* **Data entries**:
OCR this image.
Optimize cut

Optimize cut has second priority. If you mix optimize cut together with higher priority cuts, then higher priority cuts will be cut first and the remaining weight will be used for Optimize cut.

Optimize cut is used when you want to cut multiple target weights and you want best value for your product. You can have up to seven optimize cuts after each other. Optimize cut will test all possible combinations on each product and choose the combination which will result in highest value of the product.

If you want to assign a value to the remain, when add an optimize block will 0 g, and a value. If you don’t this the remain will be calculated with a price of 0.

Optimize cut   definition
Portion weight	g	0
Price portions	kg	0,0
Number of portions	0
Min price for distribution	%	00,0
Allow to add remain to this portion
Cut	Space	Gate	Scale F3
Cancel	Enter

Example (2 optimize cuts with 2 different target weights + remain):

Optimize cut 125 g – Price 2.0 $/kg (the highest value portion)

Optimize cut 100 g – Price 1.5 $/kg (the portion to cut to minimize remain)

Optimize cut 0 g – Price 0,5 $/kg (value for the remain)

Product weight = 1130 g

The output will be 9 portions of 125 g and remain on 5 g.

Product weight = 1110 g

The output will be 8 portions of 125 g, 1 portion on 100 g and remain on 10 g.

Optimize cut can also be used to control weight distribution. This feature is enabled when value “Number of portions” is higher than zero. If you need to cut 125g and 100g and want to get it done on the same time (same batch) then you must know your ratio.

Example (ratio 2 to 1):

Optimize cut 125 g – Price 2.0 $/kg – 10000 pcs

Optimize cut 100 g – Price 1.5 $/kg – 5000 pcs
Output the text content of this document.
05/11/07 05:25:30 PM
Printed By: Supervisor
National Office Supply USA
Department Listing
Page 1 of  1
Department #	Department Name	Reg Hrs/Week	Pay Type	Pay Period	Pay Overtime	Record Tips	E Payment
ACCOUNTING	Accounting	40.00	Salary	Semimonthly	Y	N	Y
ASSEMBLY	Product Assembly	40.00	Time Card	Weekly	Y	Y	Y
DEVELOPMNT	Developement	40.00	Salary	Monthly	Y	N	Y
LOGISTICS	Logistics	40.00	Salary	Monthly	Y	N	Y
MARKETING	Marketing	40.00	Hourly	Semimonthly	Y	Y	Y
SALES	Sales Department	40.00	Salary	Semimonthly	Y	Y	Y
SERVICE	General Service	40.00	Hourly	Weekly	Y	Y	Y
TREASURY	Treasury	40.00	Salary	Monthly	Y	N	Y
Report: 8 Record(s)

* **Goal**:
In the entries above, find the line containing "Output the text content of this document.". Set down that line and every line after it through the last one, exactly and alone.

* **Right answer**:
Output the text content of this document.
05/11/07 05:25:30 PM
Printed By: Supervisor
National Office Supply USA
Department Listing
Page 1 of  1
Department #	Department Name	Reg Hrs/Week	Pay Type	Pay Period	Pay Overtime	Record Tips	E Payment
ACCOUNTING	Accounting	40.00	Salary	Semimonthly	Y	N	Y
ASSEMBLY	Product Assembly	40.00	Time Card	Weekly	Y	Y	Y
DEVELOPMNT	Developement	40.00	Salary	Monthly	Y	N	Y
LOGISTICS	Logistics	40.00	Salary	Monthly	Y	N	Y
MARKETING	Marketing	40.00	Hourly	Semimonthly	Y	Y	Y
SALES	Sales Department	40.00	Salary	Semimonthly	Y	Y	Y
SERVICE	General Service	40.00	Hourly	Weekly	Y	Y	Y
TREASURY	Treasury	40.00	Salary	Monthly	Y	N	Y
Report: 8 Record(s)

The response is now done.